DATA SUPPLIED
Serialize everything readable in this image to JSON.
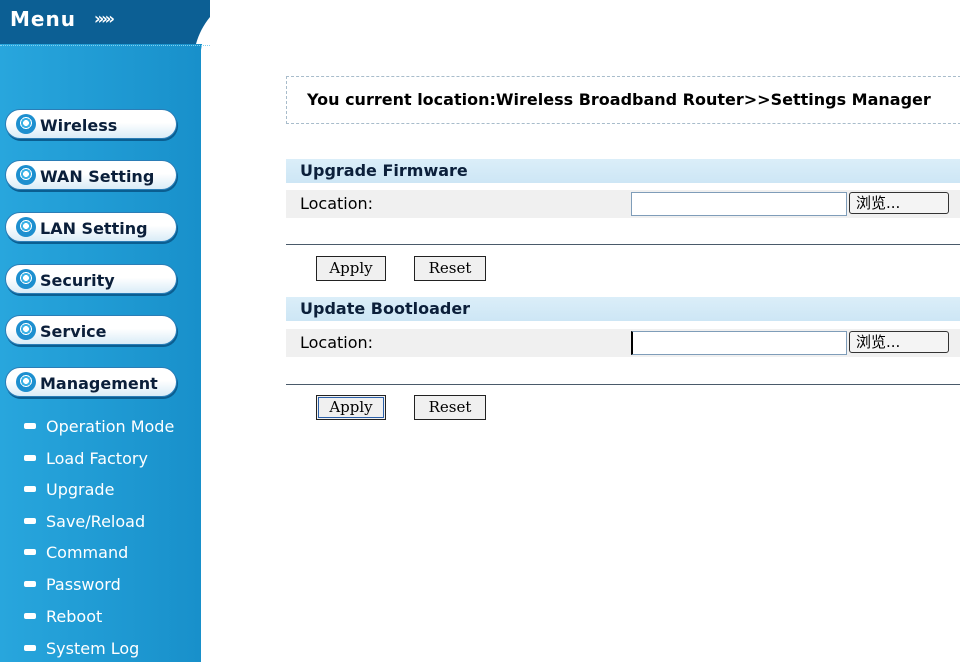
{
  "sidebar": {
    "title": "Menu",
    "arrows": "›››››",
    "nav": [
      {
        "label": "Wireless"
      },
      {
        "label": "WAN Setting"
      },
      {
        "label": "LAN Setting"
      },
      {
        "label": "Security"
      },
      {
        "label": "Service"
      },
      {
        "label": "Management"
      }
    ],
    "sub_items": [
      {
        "label": "Operation Mode"
      },
      {
        "label": "Load Factory"
      },
      {
        "label": "Upgrade"
      },
      {
        "label": "Save/Reload"
      },
      {
        "label": "Command"
      },
      {
        "label": "Password"
      },
      {
        "label": "Reboot"
      },
      {
        "label": "System Log"
      }
    ]
  },
  "location": {
    "text": "You current location:Wireless Broadband Router>>Settings Manager"
  },
  "firmware": {
    "title": "Upgrade Firmware",
    "location_label": "Location:",
    "file_value": "",
    "browse_label": "浏览...",
    "apply_label": "Apply",
    "reset_label": "Reset"
  },
  "bootloader": {
    "title": "Update Bootloader",
    "location_label": "Location:",
    "file_value": "",
    "browse_label": "浏览...",
    "apply_label": "Apply",
    "reset_label": "Reset"
  },
  "colors": {
    "sidebar_blue": "#1a9ad6",
    "sidebar_dark": "#0b5f93",
    "section_header": "#d6ebf8"
  }
}
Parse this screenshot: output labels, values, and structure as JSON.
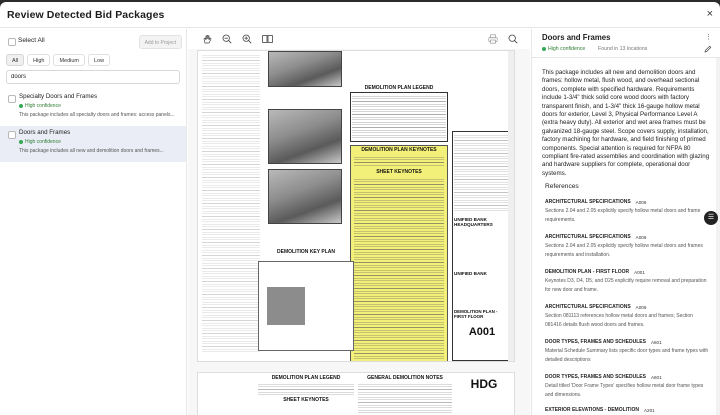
{
  "header": {
    "title": "Review Detected Bid Packages",
    "close": "×"
  },
  "left": {
    "select_all": "Select All",
    "add_button": "Add to Project",
    "filters": [
      "All",
      "High",
      "Medium",
      "Low"
    ],
    "search_value": "doors",
    "packages": [
      {
        "name": "Specialty Doors and Frames",
        "confidence": "High confidence",
        "description": "This package includes all specialty doors and frames: access panels..."
      },
      {
        "name": "Doors and Frames",
        "confidence": "High confidence",
        "description": "This package includes all new and demolition doors and frames..."
      }
    ]
  },
  "viewer": {
    "sheet_title": "DEMOLITION PLAN LEGEND",
    "keynotes_title": "DEMOLITION PLAN KEYNOTES",
    "sheet_keynotes": "SHEET KEYNOTES",
    "key_plan": "DEMOLITION KEY PLAN",
    "firm": "UNIFIED BANK HEADQUARTERS",
    "firm2": "UNIFIED BANK",
    "sheet_name": "DEMOLITION PLAN - FIRST FLOOR",
    "sheet_number": "A001",
    "sheet2_legend": "DEMOLITION PLAN LEGEND",
    "sheet2_notes": "GENERAL DEMOLITION NOTES",
    "sheet2_keynotes": "SHEET KEYNOTES",
    "sheet2_logo": "HDG"
  },
  "right": {
    "title": "Doors and Frames",
    "confidence": "High confidence",
    "found": "Found in 13 locations",
    "body": "This package includes all new and demolition doors and frames: hollow metal, flush wood, and overhead sectional doors, complete with specified hardware. Requirements include 1-3/4\" thick solid core wood doors with factory transparent finish, and 1-3/4\" thick 16-gauge hollow metal doors for exterior, Level 3, Physical Performance Level A (extra heavy duty). All exterior and wet area frames must be galvanized 18-gauge steel. Scope covers supply, installation, factory machining for hardware, and field finishing of primed components. Special attention is required for NFPA 80 compliant fire-rated assemblies and coordination with glazing and hardware suppliers for complete, operational door systems.",
    "references_heading": "References",
    "references": [
      {
        "title": "ARCHITECTURAL SPECIFICATIONS",
        "code": "A006",
        "text": "Sections 2.04 and 2.05 explicitly specify hollow metal doors and frame requirements."
      },
      {
        "title": "ARCHITECTURAL SPECIFICATIONS",
        "code": "A006",
        "text": "Sections 2.04 and 2.05 explicitly specify hollow metal doors and frames requirements and installation."
      },
      {
        "title": "DEMOLITION PLAN - FIRST FLOOR",
        "code": "A001",
        "text": "Keynotes D3, D4, D5, and D25 explicitly require removal and preparation for new door and frame."
      },
      {
        "title": "ARCHITECTURAL SPECIFICATIONS",
        "code": "A006",
        "text": "Section 081113 references hollow metal doors and frames; Section 081416 details flush wood doors and frames."
      },
      {
        "title": "DOOR TYPES, FRAMES AND SCHEDULES",
        "code": "A601",
        "text": "Material Schedule Summary lists specific door types and frame types with detailed descriptions"
      },
      {
        "title": "DOOR TYPES, FRAMES AND SCHEDULES",
        "code": "A601",
        "text": "Detail titled 'Door Frame Types' specifies hollow metal door frame types and dimensions."
      },
      {
        "title": "EXTERIOR ELEVATIONS - DEMOLITION",
        "code": "A201",
        "text": ""
      }
    ]
  }
}
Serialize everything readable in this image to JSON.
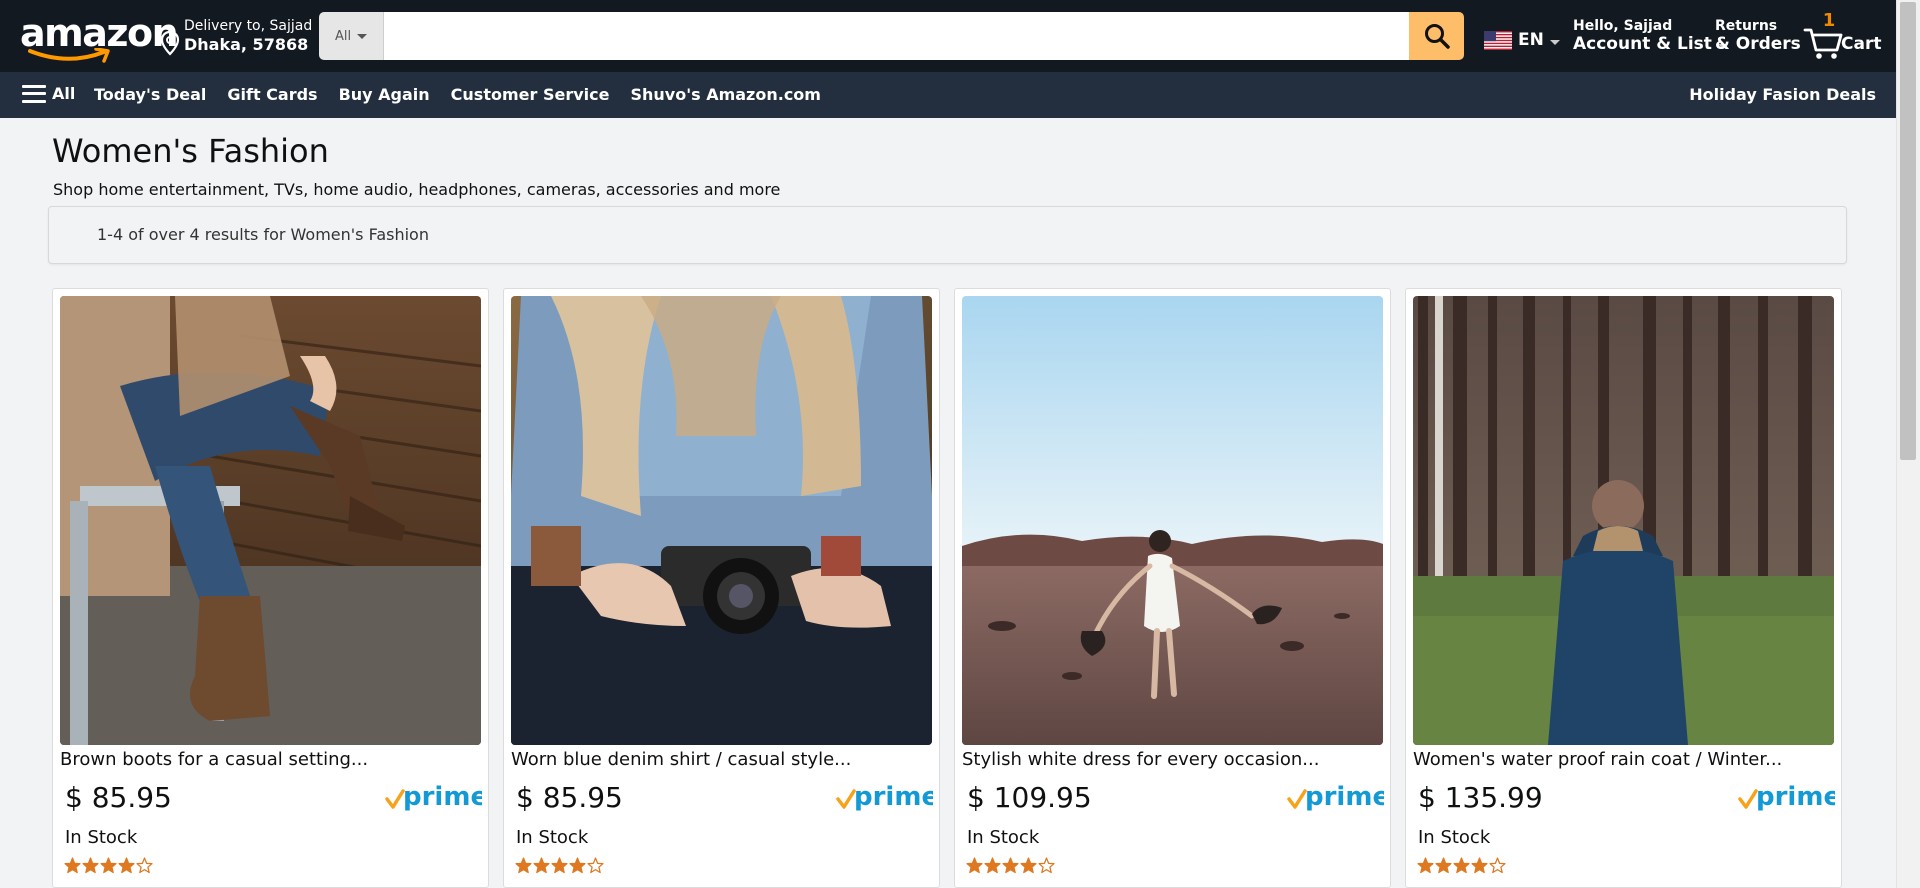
{
  "header": {
    "logo_text": "amazon",
    "delivery_line1": "Delivery to, Sajjad",
    "delivery_line2": "Dhaka, 57868",
    "search_category": "All",
    "search_placeholder": "",
    "language": "EN",
    "account_line1": "Hello, Sajjad",
    "account_line2": "Account & List",
    "returns_line1": "Returns",
    "returns_line2": "& Orders",
    "cart_count": "1",
    "cart_label": "Cart"
  },
  "nav": {
    "all_label": "All",
    "links": [
      "Today's Deal",
      "Gift Cards",
      "Buy Again",
      "Customer Service",
      "Shuvo's Amazon.com"
    ],
    "right_link": "Holiday Fasion Deals"
  },
  "page": {
    "title": "Women's Fashion",
    "subtitle": "Shop home entertainment, TVs, home audio, headphones, cameras, accessories and more",
    "results_text": "1-4 of over 4 results for Women's Fashion"
  },
  "products": [
    {
      "title": "Brown boots for a casual setting...",
      "price": "$ 85.95",
      "stock": "In Stock",
      "rating": 4,
      "prime": "prime"
    },
    {
      "title": "Worn blue denim shirt / casual style...",
      "price": "$ 85.95",
      "stock": "In Stock",
      "rating": 4,
      "prime": "prime"
    },
    {
      "title": "Stylish white dress for every occasion...",
      "price": "$ 109.95",
      "stock": "In Stock",
      "rating": 4,
      "prime": "prime"
    },
    {
      "title": "Women's water proof rain coat / Winter...",
      "price": "$ 135.99",
      "stock": "In Stock",
      "rating": 4,
      "prime": "prime"
    }
  ],
  "colors": {
    "header_bg": "#131921",
    "nav_bg": "#232f3e",
    "search_button": "#febd69",
    "cart_count": "#f08804",
    "star": "#de7921",
    "prime_blue": "#1399d4",
    "prime_check": "#f7a21b"
  },
  "icons": {
    "location": "pin-icon",
    "search": "search-icon",
    "flag": "us-flag-icon",
    "cart": "cart-icon",
    "menu": "hamburger-icon",
    "star": "star-icon"
  }
}
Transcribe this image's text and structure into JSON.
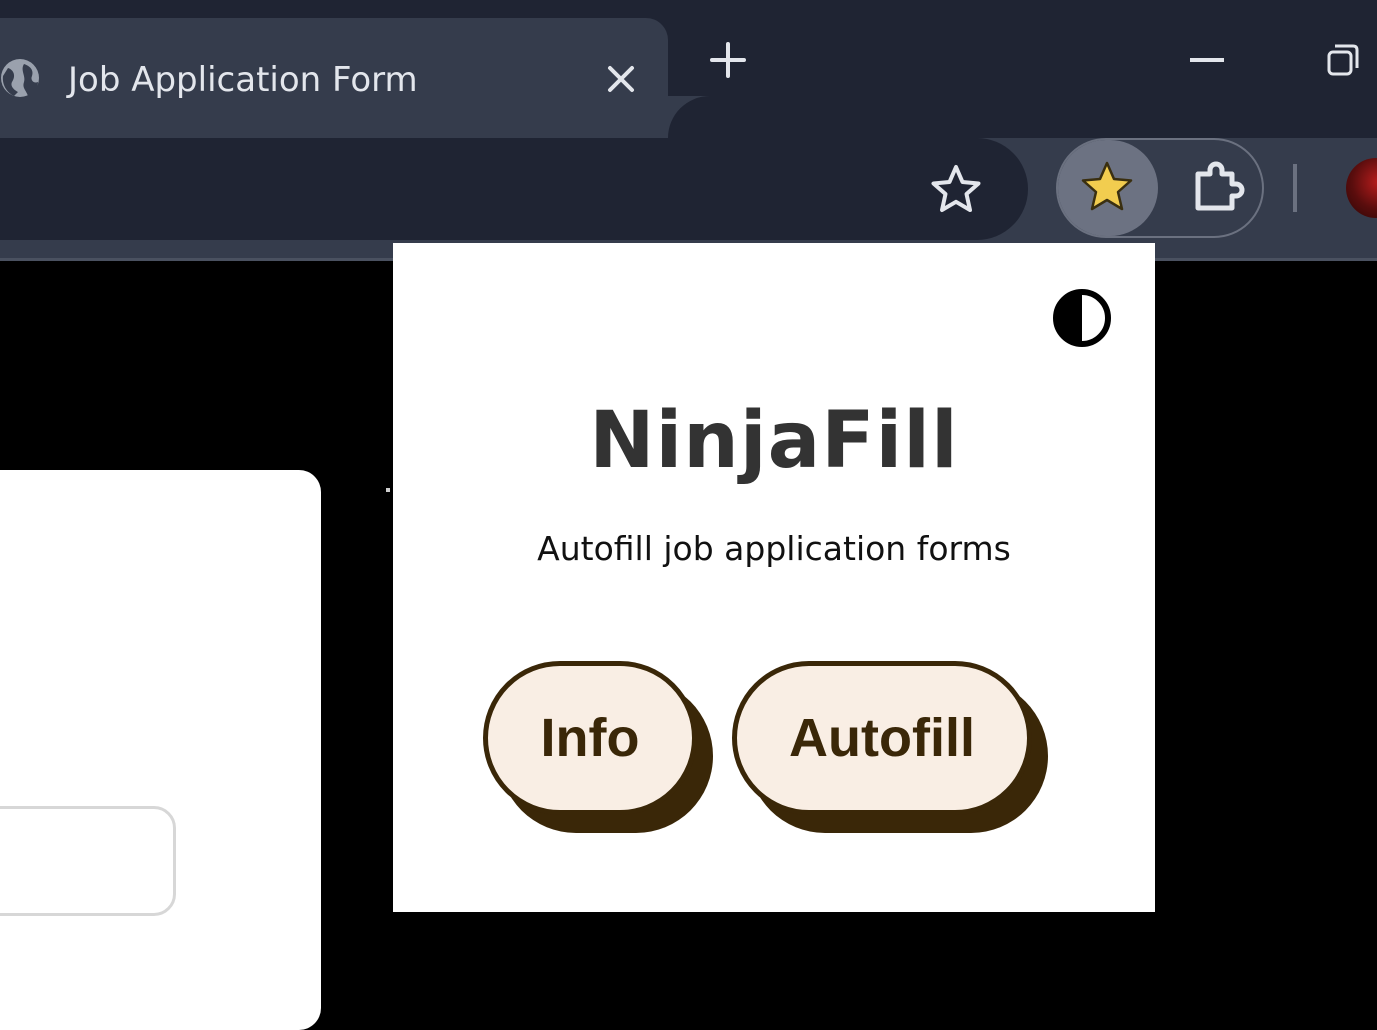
{
  "browser": {
    "tab": {
      "title": "Job Application Form",
      "favicon": "globe-icon"
    },
    "controls": [
      "close-icon",
      "plus-icon",
      "minimize-icon",
      "restore-icon"
    ],
    "toolbar": {
      "icons": [
        "bookmark-star-icon",
        "ninjafill-star-icon",
        "puzzle-icon",
        "avatar"
      ]
    },
    "colors": {
      "titlebar": "#1f2433",
      "tab": "#353c4c",
      "accent_star": "#f2cd4f"
    }
  },
  "popup": {
    "title": "NinjaFill",
    "subtitle": "Autofill job application forms",
    "buttons": {
      "info": "Info",
      "autofill": "Autofill"
    },
    "theme_toggle_icon": "contrast-icon",
    "colors": {
      "button_fill": "#f9eee4",
      "button_ink": "#3a2708",
      "title": "#333333"
    }
  }
}
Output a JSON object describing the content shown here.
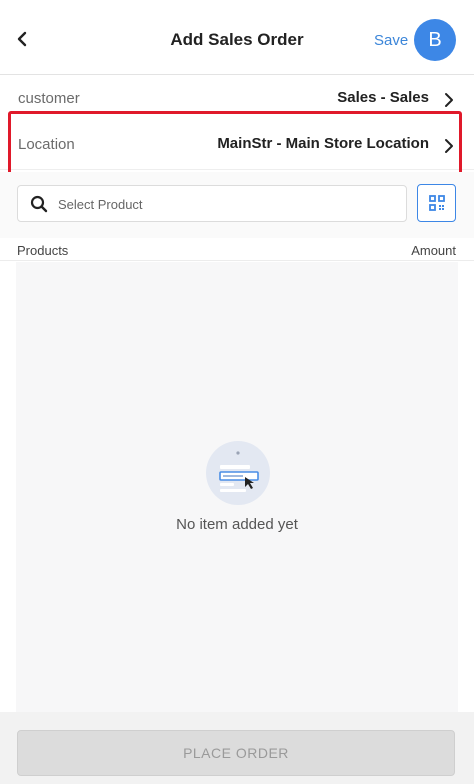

TASK DIRECTIONS
Your task is to retype the lines running from the one that contains "Transcribe this image's" through the end of the records, and nothing else. Pictures are not part of the copy.

REPLY TO THE EXERCISE
Transcribe this image's text and structure into JSON.
{
  "browser": {
    "tab": {
      "title": "Job Application Form",
      "favicon": "globe-icon"
    },
    "controls": [
      "close-icon",
      "plus-icon",
      "minimize-icon",
      "restore-icon"
    ],
    "toolbar": {
      "icons": [
        "bookmark-star-icon",
        "ninjafill-star-icon",
        "puzzle-icon",
        "avatar"
      ]
    },
    "colors": {
      "titlebar": "#1f2433",
      "tab": "#353c4c",
      "accent_star": "#f2cd4f"
    }
  },
  "popup": {
    "title": "NinjaFill",
    "subtitle": "Autofill job application forms",
    "buttons": {
      "info": "Info",
      "autofill": "Autofill"
    },
    "theme_toggle_icon": "contrast-icon",
    "colors": {
      "button_fill": "#f9eee4",
      "button_ink": "#3a2708",
      "title": "#333333"
    }
  }
}
Output a JSON object describing the content shown here.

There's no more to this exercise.